_The task_: Each line of the data that includes the string "jobs" is to be copied out.

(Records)
━━━━━━━━━━━━━━━━━━━━
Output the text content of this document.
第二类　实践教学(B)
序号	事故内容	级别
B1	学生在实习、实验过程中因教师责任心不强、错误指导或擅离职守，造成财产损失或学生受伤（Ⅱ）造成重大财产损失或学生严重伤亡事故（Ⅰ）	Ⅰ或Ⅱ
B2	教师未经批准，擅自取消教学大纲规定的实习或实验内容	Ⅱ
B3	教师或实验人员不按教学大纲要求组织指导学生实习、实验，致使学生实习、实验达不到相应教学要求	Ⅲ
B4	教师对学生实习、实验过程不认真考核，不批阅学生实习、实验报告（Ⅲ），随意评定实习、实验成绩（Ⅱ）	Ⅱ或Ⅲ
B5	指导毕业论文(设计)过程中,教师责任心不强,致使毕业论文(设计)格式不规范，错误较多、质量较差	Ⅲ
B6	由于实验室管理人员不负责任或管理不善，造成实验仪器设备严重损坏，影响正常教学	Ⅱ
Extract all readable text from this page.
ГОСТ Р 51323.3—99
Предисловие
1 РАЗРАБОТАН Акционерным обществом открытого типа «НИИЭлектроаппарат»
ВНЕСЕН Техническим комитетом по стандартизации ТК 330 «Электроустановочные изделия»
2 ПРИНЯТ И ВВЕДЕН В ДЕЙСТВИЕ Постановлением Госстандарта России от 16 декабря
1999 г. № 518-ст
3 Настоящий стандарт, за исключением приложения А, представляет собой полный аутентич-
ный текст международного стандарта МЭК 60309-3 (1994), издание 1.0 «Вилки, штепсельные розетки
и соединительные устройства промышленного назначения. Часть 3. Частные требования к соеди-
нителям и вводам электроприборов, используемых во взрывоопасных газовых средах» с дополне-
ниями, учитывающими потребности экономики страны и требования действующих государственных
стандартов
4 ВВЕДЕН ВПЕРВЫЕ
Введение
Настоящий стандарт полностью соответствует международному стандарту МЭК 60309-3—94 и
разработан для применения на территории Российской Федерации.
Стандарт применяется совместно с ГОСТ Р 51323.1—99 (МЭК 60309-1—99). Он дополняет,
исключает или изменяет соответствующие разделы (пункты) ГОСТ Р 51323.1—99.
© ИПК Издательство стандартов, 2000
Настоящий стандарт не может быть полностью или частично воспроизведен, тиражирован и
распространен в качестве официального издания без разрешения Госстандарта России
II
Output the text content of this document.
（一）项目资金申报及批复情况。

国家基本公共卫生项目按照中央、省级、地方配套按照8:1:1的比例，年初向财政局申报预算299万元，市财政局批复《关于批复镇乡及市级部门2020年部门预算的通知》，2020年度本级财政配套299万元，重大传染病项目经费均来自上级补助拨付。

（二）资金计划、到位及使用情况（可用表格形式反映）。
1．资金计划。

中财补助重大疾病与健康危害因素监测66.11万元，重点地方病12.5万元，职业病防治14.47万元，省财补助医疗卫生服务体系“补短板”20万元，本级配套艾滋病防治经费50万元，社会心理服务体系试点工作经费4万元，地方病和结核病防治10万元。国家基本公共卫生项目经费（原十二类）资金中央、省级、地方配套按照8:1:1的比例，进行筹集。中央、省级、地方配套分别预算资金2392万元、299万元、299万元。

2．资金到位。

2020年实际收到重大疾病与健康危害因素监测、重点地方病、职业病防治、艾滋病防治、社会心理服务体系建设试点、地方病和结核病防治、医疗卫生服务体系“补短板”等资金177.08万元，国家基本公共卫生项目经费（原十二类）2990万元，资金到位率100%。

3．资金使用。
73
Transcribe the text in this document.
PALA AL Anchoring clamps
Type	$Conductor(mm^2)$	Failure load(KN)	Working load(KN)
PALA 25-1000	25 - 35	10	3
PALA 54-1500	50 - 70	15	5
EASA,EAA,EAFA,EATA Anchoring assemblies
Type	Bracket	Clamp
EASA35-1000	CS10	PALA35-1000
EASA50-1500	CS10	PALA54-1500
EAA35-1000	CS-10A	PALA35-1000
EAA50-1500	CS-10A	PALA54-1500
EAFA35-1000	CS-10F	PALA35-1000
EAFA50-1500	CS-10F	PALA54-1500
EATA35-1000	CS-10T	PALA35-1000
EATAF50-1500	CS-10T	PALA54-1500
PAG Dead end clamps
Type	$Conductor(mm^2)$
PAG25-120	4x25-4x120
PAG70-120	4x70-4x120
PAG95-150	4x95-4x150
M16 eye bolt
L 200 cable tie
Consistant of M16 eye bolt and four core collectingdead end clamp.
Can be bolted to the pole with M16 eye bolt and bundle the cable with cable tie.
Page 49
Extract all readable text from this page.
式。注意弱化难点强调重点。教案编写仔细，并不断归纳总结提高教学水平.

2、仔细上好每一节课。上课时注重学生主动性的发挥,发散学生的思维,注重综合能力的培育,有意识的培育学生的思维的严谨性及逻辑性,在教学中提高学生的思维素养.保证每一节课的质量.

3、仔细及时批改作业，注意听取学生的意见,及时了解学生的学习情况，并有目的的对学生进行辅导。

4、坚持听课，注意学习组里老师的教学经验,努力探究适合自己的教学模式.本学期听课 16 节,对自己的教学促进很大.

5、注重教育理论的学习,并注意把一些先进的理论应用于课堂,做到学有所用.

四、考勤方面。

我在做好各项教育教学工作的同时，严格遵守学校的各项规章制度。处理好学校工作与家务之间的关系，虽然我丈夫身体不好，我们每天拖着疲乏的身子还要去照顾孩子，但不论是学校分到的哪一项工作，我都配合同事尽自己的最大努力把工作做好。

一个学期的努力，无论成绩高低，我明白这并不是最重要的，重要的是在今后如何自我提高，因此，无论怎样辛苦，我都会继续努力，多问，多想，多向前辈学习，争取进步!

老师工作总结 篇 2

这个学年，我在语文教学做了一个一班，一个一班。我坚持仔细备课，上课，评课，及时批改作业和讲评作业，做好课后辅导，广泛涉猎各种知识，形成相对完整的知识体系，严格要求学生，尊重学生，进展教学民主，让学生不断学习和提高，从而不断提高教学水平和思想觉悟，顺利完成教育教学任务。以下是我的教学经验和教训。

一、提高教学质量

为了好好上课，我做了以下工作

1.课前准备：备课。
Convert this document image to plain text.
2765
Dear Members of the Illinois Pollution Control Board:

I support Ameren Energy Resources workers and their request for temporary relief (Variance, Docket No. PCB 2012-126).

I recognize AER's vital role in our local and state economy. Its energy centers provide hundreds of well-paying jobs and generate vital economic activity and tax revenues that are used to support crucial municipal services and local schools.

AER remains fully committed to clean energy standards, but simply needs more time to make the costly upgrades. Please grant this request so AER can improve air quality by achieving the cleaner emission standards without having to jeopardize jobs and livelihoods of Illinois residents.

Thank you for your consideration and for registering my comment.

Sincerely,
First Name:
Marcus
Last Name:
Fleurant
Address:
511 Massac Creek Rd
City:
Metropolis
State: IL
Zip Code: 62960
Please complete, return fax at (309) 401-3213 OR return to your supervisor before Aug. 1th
━━━━━━━━━━━━━━━━━━━━
_Solution to this exercise_:
I recognize AER's vital role in our local and state economy. Its energy centers provide hundreds of well-paying jobs and generate vital economic activity and tax revenues that are used to support crucial municipal services and local schools.
AER remains fully committed to clean energy standards, but simply needs more time to make the costly upgrades. Please grant this request so AER can improve air quality by achieving the cleaner emission standards without having to jeopardize jobs and livelihoods of Illinois residents.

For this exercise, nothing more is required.